Exercícios
**a.** De acordo com o texto sobre os canais de venda digital e físico, o que o NPS mede?
**b.** Transcreva do texto sobre os canais de venda digital e físico o trecho de "Vai ser preciso" até "errado sendo tomado.".
**c.** Dê continuidade ao texto sobre os canais de venda digital e físico a partir do ponto em que ele termina.

Texto para leitura
========================
Vai ser preciso achar um ponto ideal entre os dois canais. Deve levar tempo, mas é algo que está acontecendo agora, dentro das empresas.
Obviamente que ninguém vai admitir daqui a alguns meses, em teleconferência de resultados, que deixou (só) um pouco de lado os investimentos digitais. Mas os números e certos discursos podem entregar um caminho errado sendo tomado.
Investidores terão que olhar dados da operação “retira em loja” — que mede o volume de vendas feitas on-line e retirada nos pontos. Se ela avança, é porque a base de lojas com estoque integrado ao digital está melhorando. Será preciso ver se ela cresce no mês contra mês anterior — não vale comparar com 2020.
Terão que verificar ainda como anda o projeto de unificação do marketplace (shopping digital) das empresas com as lojas. Há muitos marketplaces por aí, e parte deve desaparecer porque gerenciar isso custa ao “seller” (vendedor). Só ficarão de pé aqueles que colocarem a loja à disposição da empresa que vende no marketplace.
Outros bons indicadores são o custo de aquisição do cliente (CAC) e o NPS, que mede satisfação do cliente, ou seja, a qualidade do serviço.
========================
Dados para compreensão de documentos:
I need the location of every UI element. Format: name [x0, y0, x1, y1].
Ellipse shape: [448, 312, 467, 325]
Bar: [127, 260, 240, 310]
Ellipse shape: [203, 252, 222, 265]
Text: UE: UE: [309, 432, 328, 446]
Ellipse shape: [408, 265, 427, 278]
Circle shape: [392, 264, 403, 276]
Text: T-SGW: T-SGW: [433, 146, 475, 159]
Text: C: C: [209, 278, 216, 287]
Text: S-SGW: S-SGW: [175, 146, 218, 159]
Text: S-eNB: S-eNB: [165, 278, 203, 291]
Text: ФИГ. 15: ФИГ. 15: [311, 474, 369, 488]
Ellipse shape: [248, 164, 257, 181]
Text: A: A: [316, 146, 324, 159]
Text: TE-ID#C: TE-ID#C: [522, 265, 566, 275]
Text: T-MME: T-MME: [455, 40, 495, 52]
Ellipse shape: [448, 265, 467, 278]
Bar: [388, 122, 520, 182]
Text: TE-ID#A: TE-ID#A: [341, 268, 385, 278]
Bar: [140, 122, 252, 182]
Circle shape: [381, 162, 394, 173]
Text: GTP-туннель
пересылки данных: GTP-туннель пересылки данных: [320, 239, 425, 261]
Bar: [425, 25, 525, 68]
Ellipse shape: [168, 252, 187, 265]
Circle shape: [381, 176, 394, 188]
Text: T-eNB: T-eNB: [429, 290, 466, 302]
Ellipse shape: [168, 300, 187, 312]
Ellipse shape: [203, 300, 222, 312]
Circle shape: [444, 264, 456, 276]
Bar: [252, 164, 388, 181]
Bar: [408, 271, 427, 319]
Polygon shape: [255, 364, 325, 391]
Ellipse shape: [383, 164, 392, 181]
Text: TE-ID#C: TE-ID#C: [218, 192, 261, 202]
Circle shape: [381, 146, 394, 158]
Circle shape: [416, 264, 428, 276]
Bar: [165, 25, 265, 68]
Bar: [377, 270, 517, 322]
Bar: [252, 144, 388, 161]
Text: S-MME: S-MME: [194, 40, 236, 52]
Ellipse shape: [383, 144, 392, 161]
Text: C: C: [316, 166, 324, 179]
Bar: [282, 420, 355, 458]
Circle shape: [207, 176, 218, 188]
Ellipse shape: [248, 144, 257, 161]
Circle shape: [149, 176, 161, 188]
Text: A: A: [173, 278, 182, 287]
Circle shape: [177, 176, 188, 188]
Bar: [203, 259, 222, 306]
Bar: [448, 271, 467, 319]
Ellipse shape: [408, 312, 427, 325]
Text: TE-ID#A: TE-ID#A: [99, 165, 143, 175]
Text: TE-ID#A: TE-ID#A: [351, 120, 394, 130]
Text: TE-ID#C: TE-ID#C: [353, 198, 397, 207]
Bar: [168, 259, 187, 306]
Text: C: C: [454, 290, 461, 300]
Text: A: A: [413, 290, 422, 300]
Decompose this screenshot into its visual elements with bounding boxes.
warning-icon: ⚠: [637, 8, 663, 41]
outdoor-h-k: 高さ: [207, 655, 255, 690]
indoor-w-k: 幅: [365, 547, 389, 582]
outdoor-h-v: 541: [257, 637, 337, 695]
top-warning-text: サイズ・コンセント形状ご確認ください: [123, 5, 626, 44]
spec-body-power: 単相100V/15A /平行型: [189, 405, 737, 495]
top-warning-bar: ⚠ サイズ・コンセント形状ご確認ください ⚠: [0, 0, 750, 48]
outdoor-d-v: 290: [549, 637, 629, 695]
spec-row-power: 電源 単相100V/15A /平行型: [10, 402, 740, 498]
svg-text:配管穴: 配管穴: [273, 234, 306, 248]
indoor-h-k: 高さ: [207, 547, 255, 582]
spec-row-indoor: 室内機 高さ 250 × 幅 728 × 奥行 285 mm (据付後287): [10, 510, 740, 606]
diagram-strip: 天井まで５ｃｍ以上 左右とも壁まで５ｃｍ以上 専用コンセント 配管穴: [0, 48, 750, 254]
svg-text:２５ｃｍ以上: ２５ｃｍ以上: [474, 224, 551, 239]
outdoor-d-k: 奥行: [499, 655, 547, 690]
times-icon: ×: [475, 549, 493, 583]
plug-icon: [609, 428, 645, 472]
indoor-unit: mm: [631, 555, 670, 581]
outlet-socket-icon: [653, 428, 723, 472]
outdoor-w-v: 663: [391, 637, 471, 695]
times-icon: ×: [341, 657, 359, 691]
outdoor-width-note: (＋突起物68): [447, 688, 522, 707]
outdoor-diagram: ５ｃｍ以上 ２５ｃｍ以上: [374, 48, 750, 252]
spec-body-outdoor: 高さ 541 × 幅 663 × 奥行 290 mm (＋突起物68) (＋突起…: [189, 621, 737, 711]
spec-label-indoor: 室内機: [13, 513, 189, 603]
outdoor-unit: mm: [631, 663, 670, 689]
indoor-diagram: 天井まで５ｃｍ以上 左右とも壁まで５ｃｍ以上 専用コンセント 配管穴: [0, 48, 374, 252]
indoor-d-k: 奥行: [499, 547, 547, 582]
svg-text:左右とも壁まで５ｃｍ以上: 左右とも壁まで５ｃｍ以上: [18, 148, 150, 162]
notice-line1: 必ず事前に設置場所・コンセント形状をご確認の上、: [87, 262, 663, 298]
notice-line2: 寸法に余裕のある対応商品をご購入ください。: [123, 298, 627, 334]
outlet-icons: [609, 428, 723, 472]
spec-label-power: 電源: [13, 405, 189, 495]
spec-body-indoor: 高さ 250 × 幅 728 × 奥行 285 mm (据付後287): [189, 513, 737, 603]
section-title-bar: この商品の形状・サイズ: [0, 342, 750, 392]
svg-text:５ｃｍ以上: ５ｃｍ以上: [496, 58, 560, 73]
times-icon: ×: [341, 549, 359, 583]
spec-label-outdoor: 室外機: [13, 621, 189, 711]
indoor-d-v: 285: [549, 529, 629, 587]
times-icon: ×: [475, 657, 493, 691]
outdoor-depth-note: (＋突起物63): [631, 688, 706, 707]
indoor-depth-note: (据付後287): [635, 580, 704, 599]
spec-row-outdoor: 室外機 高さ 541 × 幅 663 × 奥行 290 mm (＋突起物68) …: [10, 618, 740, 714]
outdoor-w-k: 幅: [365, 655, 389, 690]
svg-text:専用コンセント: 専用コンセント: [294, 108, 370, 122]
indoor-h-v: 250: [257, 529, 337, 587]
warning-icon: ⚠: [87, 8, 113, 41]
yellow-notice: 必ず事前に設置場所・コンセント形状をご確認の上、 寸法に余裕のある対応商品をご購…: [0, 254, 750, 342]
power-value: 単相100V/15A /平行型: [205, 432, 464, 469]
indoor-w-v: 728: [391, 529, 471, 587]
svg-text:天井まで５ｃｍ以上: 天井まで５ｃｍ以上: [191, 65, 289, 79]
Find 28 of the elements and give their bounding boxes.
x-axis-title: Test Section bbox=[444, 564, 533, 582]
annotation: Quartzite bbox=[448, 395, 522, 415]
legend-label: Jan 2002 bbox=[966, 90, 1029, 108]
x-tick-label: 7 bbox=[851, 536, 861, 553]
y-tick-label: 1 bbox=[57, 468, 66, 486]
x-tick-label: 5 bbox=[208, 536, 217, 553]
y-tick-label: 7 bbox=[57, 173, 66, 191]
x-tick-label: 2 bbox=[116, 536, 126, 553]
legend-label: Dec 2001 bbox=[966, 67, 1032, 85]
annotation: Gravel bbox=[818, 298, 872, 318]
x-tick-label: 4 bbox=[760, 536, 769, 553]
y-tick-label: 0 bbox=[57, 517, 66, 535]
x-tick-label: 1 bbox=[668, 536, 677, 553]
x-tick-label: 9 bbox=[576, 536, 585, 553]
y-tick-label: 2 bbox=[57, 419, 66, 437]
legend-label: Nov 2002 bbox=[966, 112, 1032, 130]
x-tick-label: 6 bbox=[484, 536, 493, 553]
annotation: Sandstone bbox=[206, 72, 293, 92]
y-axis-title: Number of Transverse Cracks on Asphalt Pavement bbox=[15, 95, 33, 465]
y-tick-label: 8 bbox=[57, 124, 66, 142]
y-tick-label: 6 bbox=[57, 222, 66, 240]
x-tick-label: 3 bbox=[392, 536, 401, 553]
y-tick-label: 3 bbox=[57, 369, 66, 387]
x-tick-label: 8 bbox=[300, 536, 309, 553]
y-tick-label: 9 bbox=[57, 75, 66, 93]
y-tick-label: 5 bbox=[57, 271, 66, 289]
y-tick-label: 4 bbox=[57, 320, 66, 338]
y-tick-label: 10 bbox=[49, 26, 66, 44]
========================
Respostas numeradas
**a.** A satisfação do cliente, ou seja, a qualidade do serviço.

**b.**
Vai ser preciso achar um ponto ideal entre os dois canais. Deve levar tempo, mas é algo que está acontecendo agora, dentro das empresas.
Obviamente que ninguém vai admitir daqui a alguns meses, em teleconferência de resultados, que deixou (só) um pouco de lado os investimentos digitais. Mas os números e certos discursos podem entregar um caminho errado sendo tomado.

**c.**
O custo de aquisição do cliente precisa continuar caindo, num sinal de que loja e digital estão funcionando juntos. E o indicador de satisfação do cliente unificado dos dois canais tem que ser apresentado com mais transparência e abertamente. Se desacelerar, pode ser ruído na condução dos projetos no dia a dia das empresas.
É bom frisar que isso que não é algo para alguns anos: os consumidores e os sellers dos marketplaces estão decidindo agora onde pôr o seu dinheiro. O avanço da vacinação e o fim da pandemia só aceleram isso.
O que torna tudo mais complexo é que esse é um desses ‘chips’ de comportamento difíceis de mudar. Não só porque demanda muito investimento, mas porque exige mudança de cultura. Passa a valer a regra de que “a loja não é mais minha, é de todo mundo”, ou seja dos lojistas do meu site, dos aplicativos que passeiam pelos corredores retirando mercadorias e do cliente que exige retirar o que comprou no site na hora marcada.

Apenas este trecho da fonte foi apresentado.